WORK TO BE COMPLETED:
Lines that include the word "wave" are the ones to copy.

========================================

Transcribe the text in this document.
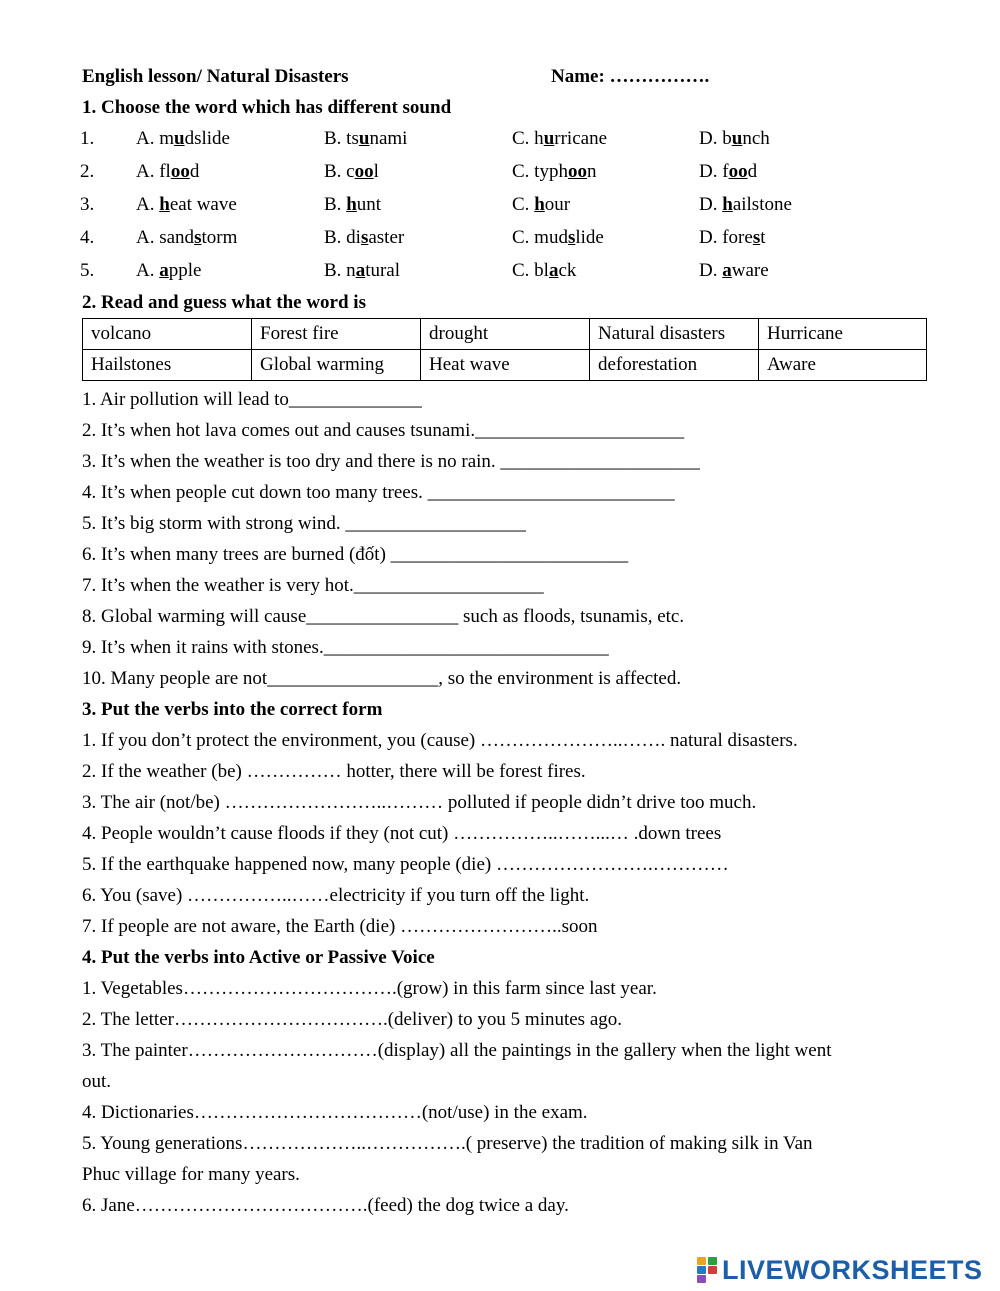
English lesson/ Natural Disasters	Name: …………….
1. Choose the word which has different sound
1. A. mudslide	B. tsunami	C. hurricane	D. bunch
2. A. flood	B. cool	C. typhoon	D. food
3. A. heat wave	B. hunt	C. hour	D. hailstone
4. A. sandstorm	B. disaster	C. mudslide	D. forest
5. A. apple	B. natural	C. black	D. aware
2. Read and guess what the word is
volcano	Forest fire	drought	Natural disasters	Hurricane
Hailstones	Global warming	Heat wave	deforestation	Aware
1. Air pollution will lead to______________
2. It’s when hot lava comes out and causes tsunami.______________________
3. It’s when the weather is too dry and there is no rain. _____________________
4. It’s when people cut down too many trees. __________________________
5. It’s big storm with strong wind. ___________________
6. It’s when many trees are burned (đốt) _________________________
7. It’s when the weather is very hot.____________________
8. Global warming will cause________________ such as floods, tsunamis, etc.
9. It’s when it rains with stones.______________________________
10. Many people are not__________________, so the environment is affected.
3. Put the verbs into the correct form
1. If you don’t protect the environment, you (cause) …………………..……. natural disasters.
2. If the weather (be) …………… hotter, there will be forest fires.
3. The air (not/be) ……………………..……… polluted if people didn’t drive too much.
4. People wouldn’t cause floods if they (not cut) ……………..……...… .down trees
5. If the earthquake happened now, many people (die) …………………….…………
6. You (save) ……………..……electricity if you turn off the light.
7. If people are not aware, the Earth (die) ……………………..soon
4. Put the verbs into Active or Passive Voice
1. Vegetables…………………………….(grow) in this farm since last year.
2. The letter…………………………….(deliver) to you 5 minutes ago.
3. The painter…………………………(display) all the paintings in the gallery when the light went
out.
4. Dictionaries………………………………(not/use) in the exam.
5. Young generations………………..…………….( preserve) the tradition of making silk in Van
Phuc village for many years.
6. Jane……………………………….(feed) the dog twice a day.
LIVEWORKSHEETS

========================================

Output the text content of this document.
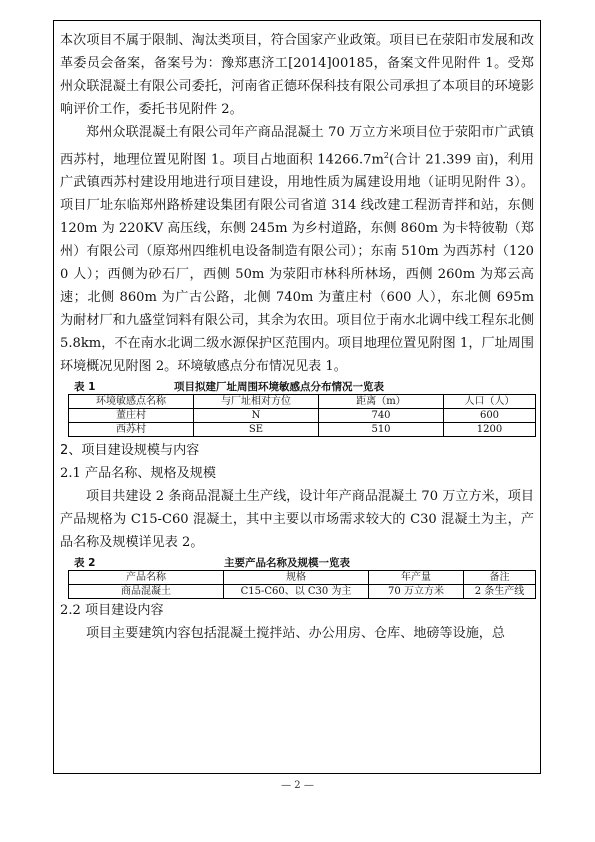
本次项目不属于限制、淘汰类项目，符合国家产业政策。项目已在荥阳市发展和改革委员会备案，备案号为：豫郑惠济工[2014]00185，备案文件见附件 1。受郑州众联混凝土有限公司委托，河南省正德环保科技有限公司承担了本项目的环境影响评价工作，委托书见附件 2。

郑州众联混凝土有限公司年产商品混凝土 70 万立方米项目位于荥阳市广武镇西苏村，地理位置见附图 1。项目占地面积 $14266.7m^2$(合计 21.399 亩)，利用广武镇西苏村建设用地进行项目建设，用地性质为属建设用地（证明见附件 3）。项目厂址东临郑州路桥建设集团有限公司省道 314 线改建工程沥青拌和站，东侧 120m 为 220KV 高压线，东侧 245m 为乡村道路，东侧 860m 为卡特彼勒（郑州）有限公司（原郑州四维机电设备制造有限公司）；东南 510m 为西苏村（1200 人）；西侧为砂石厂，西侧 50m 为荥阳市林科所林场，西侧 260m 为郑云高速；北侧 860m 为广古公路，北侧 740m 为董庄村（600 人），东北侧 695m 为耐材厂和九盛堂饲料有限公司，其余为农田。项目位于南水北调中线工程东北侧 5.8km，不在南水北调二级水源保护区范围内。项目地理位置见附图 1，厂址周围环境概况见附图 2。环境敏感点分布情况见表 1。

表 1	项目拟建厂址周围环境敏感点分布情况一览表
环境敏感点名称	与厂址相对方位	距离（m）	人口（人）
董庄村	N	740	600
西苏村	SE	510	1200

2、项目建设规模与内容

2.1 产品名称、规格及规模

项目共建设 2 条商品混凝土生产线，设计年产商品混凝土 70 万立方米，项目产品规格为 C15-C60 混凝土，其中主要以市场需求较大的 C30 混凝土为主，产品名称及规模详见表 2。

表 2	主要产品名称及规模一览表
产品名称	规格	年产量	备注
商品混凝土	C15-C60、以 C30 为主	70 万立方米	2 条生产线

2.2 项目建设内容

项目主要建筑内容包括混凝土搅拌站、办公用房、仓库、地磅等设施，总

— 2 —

========================================

WRITTEN REPLY:
3. A. heat wave	B. hunt	C. hour	D. hailstone
Hailstones	Global warming	Heat wave	deforestation	Aware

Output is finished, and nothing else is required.